__Raw records__:
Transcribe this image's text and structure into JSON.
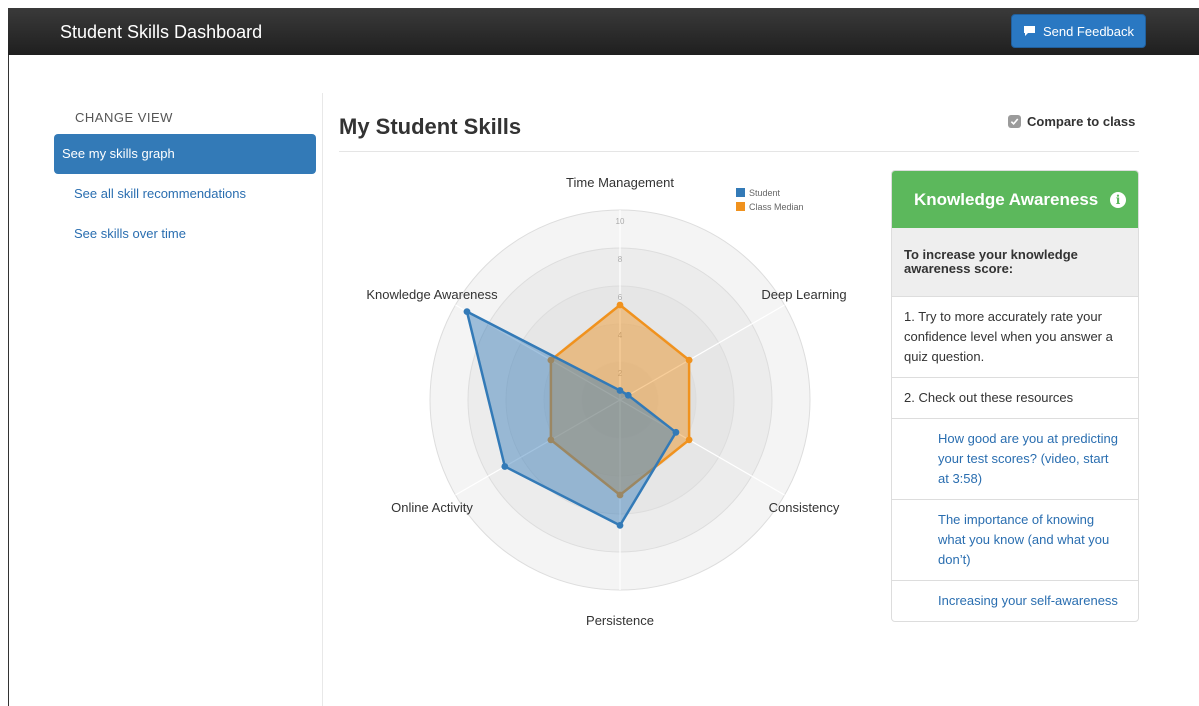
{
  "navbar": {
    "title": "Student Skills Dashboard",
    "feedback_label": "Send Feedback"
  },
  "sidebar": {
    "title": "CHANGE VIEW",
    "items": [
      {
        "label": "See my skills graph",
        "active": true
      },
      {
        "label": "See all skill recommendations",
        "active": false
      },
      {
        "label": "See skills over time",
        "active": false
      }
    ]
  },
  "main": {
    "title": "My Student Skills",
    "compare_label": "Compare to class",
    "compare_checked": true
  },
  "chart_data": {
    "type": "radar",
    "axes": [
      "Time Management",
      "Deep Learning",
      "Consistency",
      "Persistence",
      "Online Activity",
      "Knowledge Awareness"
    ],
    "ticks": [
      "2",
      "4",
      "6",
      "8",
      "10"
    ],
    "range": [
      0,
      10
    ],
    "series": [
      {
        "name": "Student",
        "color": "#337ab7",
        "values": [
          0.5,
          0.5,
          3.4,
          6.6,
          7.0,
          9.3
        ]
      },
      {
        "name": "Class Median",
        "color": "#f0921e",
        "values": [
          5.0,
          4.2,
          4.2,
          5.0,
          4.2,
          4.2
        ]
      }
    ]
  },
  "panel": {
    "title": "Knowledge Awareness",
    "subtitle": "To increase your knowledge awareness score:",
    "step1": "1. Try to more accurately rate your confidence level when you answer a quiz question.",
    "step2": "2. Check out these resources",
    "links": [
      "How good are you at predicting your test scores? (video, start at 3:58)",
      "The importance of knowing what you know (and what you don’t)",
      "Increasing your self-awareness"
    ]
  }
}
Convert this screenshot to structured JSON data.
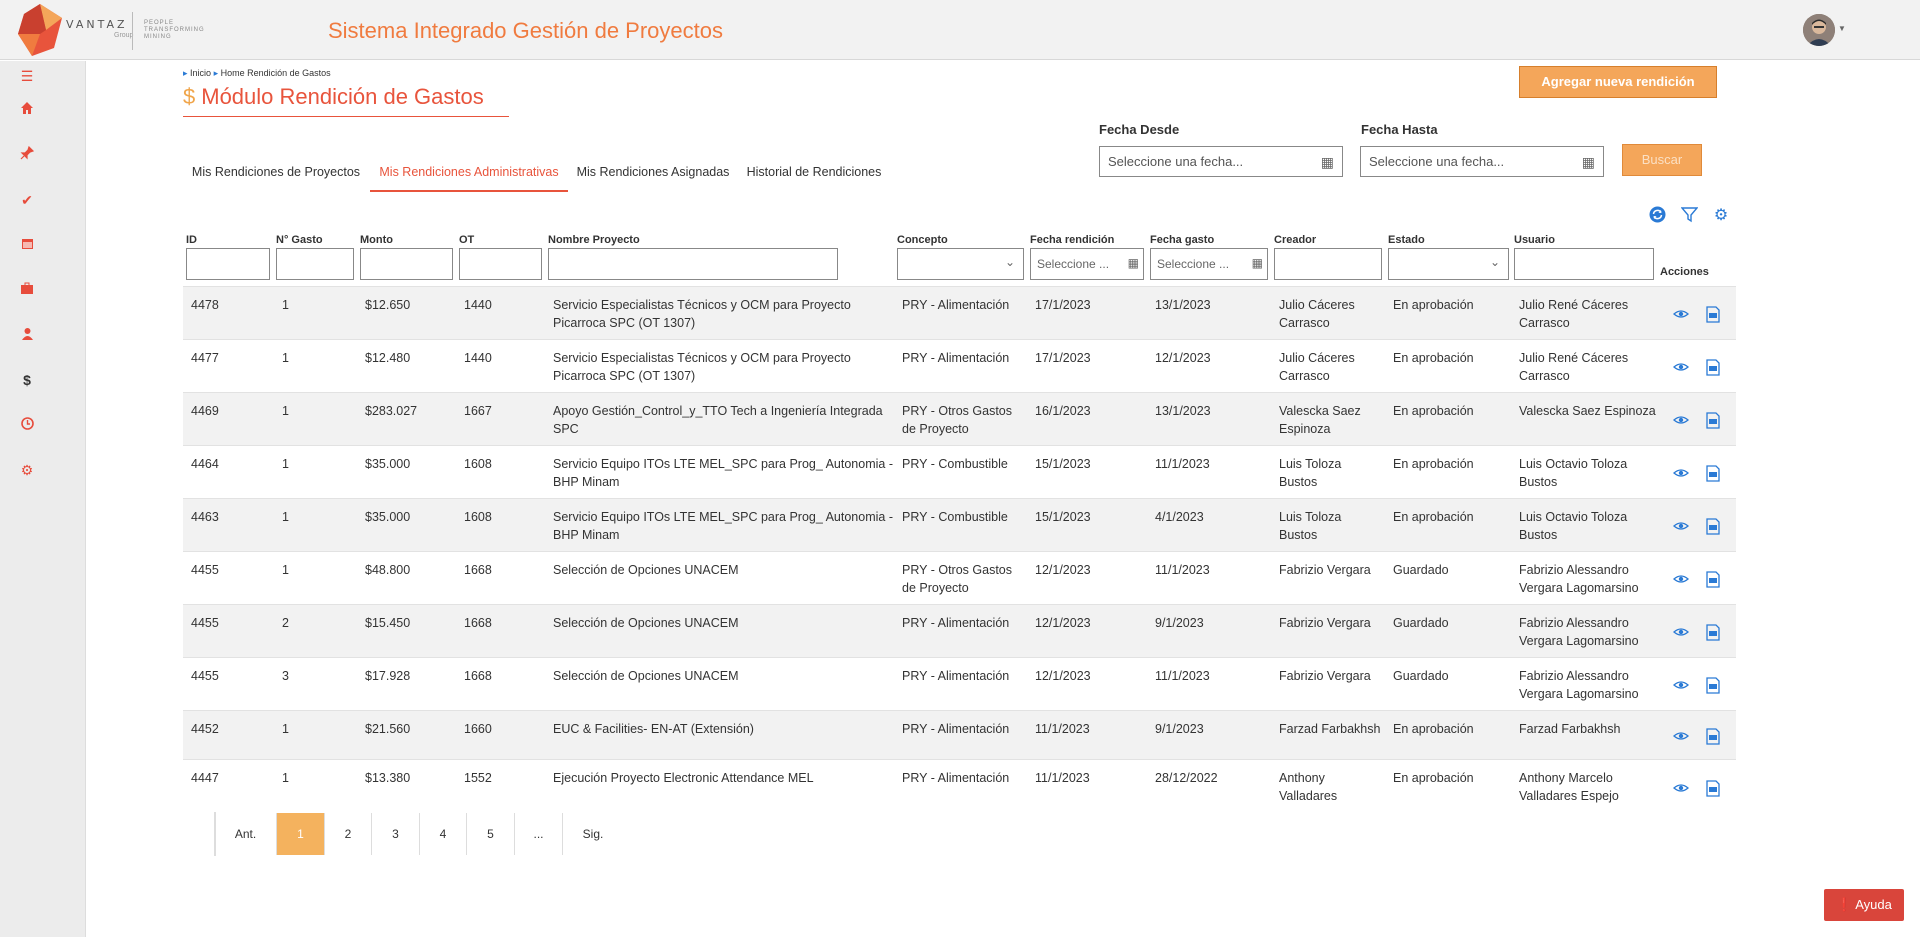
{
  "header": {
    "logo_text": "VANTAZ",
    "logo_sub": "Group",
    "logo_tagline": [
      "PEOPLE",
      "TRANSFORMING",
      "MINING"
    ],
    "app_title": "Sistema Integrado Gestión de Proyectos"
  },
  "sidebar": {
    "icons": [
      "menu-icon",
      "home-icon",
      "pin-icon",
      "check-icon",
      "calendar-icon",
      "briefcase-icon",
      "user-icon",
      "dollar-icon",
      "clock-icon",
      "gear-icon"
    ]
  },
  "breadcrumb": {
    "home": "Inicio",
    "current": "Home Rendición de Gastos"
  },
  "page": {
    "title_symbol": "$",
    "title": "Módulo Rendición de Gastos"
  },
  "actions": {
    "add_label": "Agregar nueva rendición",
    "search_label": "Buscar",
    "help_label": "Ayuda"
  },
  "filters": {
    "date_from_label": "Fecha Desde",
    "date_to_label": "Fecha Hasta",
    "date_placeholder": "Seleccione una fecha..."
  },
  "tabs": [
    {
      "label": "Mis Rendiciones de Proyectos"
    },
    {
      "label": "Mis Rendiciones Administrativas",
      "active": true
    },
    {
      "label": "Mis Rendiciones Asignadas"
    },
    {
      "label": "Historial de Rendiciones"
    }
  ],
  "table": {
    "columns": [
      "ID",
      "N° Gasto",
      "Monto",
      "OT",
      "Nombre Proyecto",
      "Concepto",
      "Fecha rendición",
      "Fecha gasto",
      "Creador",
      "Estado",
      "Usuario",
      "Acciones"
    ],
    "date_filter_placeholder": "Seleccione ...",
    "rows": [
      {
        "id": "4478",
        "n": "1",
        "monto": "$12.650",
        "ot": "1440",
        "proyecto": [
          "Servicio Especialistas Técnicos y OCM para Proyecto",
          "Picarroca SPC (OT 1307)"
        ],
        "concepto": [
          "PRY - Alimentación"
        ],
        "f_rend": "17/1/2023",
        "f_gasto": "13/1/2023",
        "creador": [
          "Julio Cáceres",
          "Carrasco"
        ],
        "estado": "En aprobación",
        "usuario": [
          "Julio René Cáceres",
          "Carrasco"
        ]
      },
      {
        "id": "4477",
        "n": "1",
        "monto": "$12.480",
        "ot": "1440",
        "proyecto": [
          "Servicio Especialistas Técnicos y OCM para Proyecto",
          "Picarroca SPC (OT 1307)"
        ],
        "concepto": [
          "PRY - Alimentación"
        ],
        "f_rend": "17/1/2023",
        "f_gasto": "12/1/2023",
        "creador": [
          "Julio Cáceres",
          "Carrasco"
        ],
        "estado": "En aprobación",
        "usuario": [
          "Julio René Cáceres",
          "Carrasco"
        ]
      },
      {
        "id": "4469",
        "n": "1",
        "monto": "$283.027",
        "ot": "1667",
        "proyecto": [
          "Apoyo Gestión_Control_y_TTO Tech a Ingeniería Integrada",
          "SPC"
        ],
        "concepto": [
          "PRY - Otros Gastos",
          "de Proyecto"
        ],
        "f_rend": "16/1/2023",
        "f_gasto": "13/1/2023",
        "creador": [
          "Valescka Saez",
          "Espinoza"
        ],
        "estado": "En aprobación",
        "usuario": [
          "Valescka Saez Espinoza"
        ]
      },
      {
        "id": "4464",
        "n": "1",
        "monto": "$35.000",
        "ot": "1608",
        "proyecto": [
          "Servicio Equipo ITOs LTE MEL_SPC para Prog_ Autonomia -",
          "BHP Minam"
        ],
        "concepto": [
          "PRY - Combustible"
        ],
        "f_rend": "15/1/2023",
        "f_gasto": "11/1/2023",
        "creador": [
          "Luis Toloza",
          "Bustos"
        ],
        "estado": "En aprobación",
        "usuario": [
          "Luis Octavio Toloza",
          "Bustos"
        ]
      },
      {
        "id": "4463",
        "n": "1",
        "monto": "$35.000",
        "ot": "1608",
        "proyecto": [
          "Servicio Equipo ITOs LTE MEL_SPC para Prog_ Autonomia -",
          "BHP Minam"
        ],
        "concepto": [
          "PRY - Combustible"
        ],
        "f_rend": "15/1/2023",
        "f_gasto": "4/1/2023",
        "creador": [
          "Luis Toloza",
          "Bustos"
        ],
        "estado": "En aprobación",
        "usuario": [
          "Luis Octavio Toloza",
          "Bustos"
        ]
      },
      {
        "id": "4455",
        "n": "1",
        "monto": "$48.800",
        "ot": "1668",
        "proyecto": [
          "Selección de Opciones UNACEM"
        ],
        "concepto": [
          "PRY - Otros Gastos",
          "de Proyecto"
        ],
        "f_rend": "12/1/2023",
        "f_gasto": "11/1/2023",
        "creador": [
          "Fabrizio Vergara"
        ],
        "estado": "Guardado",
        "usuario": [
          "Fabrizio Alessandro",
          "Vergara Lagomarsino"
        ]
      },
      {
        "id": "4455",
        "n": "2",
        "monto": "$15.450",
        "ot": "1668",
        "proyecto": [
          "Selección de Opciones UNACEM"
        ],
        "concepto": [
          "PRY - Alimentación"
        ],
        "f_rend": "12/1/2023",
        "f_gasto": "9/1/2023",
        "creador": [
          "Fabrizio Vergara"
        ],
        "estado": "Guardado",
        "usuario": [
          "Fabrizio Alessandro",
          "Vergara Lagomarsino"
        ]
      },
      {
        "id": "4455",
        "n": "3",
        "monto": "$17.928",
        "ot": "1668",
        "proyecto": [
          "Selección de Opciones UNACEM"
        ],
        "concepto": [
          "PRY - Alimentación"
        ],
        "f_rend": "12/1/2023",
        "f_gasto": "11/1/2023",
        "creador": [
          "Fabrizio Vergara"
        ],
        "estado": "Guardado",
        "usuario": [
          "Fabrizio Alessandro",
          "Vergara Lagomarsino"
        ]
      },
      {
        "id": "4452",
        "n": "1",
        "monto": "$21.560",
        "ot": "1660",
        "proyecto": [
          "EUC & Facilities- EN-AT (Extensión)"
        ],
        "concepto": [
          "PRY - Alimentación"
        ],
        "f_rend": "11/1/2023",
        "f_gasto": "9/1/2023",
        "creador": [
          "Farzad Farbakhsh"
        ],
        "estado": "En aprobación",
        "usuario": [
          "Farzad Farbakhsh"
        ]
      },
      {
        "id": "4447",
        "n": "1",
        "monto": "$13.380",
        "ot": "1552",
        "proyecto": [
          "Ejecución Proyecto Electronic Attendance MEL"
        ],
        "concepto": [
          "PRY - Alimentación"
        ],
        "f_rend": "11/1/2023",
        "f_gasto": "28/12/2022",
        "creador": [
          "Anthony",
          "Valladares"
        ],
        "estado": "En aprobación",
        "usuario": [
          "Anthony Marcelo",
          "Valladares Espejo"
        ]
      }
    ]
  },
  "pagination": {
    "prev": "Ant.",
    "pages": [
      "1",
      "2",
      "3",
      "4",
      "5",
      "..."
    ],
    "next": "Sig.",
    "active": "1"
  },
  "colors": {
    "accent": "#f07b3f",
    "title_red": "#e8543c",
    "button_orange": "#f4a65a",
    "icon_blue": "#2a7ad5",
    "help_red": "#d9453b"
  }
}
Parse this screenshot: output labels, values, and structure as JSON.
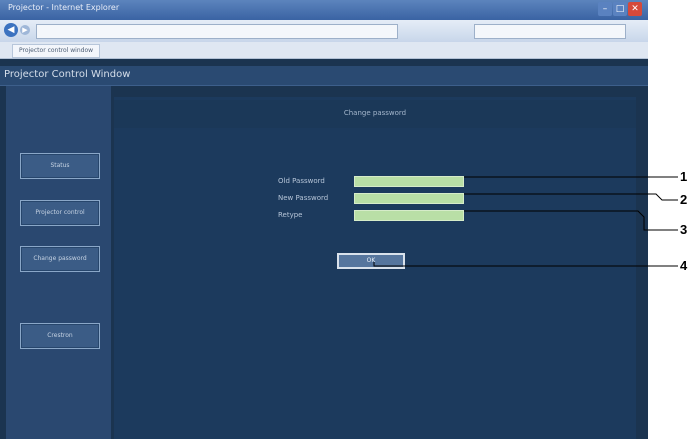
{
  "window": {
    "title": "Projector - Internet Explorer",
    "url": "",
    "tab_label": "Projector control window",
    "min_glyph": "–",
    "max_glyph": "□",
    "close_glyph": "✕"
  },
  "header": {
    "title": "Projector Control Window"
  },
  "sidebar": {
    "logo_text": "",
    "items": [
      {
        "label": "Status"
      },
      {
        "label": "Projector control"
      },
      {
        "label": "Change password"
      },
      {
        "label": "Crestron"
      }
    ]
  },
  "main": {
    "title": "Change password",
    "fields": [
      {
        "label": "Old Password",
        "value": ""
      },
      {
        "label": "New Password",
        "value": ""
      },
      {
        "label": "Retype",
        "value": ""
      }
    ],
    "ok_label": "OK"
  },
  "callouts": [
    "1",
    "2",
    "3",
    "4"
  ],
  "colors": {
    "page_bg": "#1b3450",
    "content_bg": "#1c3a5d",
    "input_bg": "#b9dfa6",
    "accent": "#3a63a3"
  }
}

__Problem details__: Show, from the listing above, each line that contains the word "Projector".

__Result for this task__:
    "title": "Projector - Internet Explorer",
    "tab_label": "Projector control window",
    "title": "Projector Control Window"
        "label": "Projector control"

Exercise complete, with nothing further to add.